**Task description:** Write out the records word for word, beginning at the first line and stopping after the line that contains "time-slot-label: 08:40 <box>29", including that line.

**Data entries:**
* * *
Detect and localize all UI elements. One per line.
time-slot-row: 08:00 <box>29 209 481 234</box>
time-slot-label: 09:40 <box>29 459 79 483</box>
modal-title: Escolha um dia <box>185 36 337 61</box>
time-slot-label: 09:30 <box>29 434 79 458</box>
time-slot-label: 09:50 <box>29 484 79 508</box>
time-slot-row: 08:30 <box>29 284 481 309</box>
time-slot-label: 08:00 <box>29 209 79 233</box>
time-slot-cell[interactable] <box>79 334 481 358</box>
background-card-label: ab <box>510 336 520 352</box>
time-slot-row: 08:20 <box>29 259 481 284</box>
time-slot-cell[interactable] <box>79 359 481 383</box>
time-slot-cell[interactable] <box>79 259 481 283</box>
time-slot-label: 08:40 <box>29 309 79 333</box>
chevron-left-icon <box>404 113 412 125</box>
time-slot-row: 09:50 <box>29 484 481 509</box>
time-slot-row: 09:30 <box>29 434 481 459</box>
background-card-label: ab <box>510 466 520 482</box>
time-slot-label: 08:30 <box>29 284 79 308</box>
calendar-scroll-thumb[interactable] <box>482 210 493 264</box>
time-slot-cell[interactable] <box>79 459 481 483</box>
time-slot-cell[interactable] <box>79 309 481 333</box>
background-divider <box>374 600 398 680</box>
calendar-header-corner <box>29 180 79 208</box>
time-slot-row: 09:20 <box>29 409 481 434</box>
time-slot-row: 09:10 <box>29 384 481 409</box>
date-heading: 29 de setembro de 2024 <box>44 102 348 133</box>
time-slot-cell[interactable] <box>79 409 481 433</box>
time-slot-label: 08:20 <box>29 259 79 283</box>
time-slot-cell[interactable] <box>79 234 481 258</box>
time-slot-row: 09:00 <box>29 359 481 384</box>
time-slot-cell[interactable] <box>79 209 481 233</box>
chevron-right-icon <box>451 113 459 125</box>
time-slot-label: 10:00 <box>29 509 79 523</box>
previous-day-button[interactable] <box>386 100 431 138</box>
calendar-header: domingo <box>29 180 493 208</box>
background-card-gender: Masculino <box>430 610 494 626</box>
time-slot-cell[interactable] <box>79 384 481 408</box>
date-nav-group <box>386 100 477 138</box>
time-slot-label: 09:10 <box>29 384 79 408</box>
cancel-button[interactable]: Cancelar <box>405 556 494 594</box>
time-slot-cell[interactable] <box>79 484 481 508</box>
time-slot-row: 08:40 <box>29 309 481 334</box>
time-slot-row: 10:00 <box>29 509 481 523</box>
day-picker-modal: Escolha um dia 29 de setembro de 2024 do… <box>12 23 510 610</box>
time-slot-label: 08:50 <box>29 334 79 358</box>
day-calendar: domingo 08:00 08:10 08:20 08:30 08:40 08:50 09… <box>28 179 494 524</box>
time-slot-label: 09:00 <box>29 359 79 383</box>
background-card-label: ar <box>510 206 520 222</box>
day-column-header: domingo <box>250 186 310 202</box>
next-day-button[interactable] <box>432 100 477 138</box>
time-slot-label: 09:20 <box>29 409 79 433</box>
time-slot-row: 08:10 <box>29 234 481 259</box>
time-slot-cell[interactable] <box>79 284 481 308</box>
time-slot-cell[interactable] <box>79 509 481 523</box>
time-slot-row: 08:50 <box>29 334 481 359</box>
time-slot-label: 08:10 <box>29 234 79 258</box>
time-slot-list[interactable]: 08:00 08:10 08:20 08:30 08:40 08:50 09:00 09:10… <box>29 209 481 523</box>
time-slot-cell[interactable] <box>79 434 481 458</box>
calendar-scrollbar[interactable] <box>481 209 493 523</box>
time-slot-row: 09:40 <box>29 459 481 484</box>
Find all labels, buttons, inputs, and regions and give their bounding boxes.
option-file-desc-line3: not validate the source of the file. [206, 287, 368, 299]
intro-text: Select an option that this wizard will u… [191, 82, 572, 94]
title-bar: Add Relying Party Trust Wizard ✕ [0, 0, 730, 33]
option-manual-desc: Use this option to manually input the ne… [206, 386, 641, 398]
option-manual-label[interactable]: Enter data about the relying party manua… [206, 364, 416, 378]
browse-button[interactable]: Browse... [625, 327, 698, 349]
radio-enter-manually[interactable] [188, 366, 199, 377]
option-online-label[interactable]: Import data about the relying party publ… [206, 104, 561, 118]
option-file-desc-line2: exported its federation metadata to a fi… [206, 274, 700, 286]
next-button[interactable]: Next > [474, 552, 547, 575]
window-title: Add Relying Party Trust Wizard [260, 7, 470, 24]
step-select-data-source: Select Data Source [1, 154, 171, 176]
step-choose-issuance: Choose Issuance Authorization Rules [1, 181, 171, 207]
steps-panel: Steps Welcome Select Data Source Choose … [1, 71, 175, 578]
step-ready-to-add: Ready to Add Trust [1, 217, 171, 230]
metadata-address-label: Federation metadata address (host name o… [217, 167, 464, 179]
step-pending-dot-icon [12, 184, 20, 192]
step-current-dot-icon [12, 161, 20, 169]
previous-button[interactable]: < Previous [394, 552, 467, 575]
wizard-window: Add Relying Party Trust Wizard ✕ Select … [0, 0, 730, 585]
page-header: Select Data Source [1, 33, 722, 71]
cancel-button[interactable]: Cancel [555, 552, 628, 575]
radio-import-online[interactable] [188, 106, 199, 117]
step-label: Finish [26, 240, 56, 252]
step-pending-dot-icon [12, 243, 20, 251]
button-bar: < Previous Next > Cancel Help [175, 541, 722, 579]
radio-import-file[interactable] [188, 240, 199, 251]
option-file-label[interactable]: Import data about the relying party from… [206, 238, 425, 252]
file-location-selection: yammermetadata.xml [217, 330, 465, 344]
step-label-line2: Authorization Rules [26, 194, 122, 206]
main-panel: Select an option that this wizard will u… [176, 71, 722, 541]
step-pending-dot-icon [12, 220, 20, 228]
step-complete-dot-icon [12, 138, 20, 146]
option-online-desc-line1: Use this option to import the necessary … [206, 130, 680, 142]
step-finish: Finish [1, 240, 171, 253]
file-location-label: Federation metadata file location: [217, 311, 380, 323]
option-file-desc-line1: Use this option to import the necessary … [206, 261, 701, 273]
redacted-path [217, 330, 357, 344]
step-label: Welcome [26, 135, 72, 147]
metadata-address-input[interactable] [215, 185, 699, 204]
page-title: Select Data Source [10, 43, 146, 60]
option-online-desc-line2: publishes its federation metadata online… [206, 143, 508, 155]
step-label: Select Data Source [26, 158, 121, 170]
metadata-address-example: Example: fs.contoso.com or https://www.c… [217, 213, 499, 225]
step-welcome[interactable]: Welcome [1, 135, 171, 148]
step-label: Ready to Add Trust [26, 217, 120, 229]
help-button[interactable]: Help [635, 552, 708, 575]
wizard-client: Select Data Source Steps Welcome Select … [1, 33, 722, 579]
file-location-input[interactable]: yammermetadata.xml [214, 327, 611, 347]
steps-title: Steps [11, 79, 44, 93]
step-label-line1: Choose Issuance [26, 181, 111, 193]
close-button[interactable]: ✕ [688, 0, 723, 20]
* * *
**Answer to this task:**
Detect and localize all UI elements. One per line.
time-slot-row: 08:00 <box>29 209 481 234</box>
time-slot-label: 09:40 <box>29 459 79 483</box>
modal-title: Escolha um dia <box>185 36 337 61</box>
time-slot-label: 09:30 <box>29 434 79 458</box>
time-slot-label: 09:50 <box>29 484 79 508</box>
time-slot-row: 08:30 <box>29 284 481 309</box>
time-slot-label: 08:00 <box>29 209 79 233</box>
time-slot-cell[interactable] <box>79 334 481 358</box>
background-card-label: ab <box>510 336 520 352</box>
time-slot-row: 08:20 <box>29 259 481 284</box>
time-slot-cell[interactable] <box>79 359 481 383</box>
time-slot-cell[interactable] <box>79 259 481 283</box>
time-slot-label: 08:40 <box>29 309 79 333</box>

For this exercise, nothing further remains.